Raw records
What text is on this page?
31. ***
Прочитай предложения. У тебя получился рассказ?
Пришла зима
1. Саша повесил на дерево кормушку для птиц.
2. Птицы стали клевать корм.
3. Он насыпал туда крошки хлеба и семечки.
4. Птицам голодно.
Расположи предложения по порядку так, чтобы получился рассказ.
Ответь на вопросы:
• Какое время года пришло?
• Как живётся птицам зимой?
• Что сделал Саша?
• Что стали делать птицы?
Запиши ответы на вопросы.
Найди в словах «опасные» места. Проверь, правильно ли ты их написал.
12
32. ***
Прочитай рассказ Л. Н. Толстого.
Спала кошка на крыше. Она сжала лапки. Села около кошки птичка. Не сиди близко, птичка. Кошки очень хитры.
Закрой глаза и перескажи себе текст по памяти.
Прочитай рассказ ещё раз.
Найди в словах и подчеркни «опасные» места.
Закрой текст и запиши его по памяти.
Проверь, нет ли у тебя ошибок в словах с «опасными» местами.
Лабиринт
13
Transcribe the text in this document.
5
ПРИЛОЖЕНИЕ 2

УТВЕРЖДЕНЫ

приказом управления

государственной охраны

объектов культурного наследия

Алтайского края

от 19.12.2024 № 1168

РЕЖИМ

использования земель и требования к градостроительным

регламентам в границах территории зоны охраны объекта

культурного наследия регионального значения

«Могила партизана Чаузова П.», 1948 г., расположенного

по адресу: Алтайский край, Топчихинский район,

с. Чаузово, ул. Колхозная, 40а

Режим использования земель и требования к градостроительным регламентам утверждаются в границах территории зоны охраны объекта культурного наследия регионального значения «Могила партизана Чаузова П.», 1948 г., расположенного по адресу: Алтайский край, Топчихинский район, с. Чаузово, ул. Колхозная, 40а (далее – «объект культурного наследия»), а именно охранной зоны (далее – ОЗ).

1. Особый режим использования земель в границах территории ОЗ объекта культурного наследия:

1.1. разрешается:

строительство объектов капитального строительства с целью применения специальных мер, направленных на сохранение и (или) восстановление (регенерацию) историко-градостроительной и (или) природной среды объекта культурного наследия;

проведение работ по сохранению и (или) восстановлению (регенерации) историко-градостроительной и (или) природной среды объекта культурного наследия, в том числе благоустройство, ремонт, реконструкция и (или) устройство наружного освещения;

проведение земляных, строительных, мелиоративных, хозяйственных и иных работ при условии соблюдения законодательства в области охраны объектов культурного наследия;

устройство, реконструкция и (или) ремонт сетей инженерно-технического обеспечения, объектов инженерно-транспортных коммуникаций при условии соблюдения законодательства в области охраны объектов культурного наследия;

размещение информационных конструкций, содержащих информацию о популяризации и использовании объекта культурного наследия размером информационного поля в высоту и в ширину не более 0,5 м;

● GIVEN TASK
Give the material above again, word for word.

● EXERCISE RESULT
What text is on this page?
31. ***
Прочитай предложения. У тебя получился рассказ?
Пришла зима
1. Саша повесил на дерево кормушку для птиц.
2. Птицы стали клевать корм.
3. Он насыпал туда крошки хлеба и семечки.
4. Птицам голодно.
Расположи предложения по порядку так, чтобы получился рассказ.
Ответь на вопросы:
• Какое время года пришло?
• Как живётся птицам зимой?
• Что сделал Саша?
• Что стали делать птицы?
Запиши ответы на вопросы.
Найди в словах «опасные» места. Проверь, правильно ли ты их написал.
12
32. ***
Прочитай рассказ Л. Н. Толстого.
Спала кошка на крыше. Она сжала лапки. Села около кошки птичка. Не сиди близко, птичка. Кошки очень хитры.
Закрой глаза и перескажи себе текст по памяти.
Прочитай рассказ ещё раз.
Найди в словах и подчеркни «опасные» места.
Закрой текст и запиши его по памяти.
Проверь, нет ли у тебя ошибок в словах с «опасными» местами.
Лабиринт
13
Transcribe the text in this document.
5
ПРИЛОЖЕНИЕ 2

УТВЕРЖДЕНЫ

приказом управления

государственной охраны

объектов культурного наследия

Алтайского края

от 19.12.2024 № 1168

РЕЖИМ

использования земель и требования к градостроительным

регламентам в границах территории зоны охраны объекта

культурного наследия регионального значения

«Могила партизана Чаузова П.», 1948 г., расположенного

по адресу: Алтайский край, Топчихинский район,

с. Чаузово, ул. Колхозная, 40а

Режим использования земель и требования к градостроительным регламентам утверждаются в границах территории зоны охраны объекта культурного наследия регионального значения «Могила партизана Чаузова П.», 1948 г., расположенного по адресу: Алтайский край, Топчихинский район, с. Чаузово, ул. Колхозная, 40а (далее – «объект культурного наследия»), а именно охранной зоны (далее – ОЗ).

1. Особый режим использования земель в границах территории ОЗ объекта культурного наследия:

1.1. разрешается:

строительство объектов капитального строительства с целью применения специальных мер, направленных на сохранение и (или) восстановление (регенерацию) историко-градостроительной и (или) природной среды объекта культурного наследия;

проведение работ по сохранению и (или) восстановлению (регенерации) историко-градостроительной и (или) природной среды объекта культурного наследия, в том числе благоустройство, ремонт, реконструкция и (или) устройство наружного освещения;

проведение земляных, строительных, мелиоративных, хозяйственных и иных работ при условии соблюдения законодательства в области охраны объектов культурного наследия;

устройство, реконструкция и (или) ремонт сетей инженерно-технического обеспечения, объектов инженерно-транспортных коммуникаций при условии соблюдения законодательства в области охраны объектов культурного наследия;

размещение информационных конструкций, содержащих информацию о популяризации и использовании объекта культурного наследия размером информационного поля в высоту и в ширину не более 0,5 м;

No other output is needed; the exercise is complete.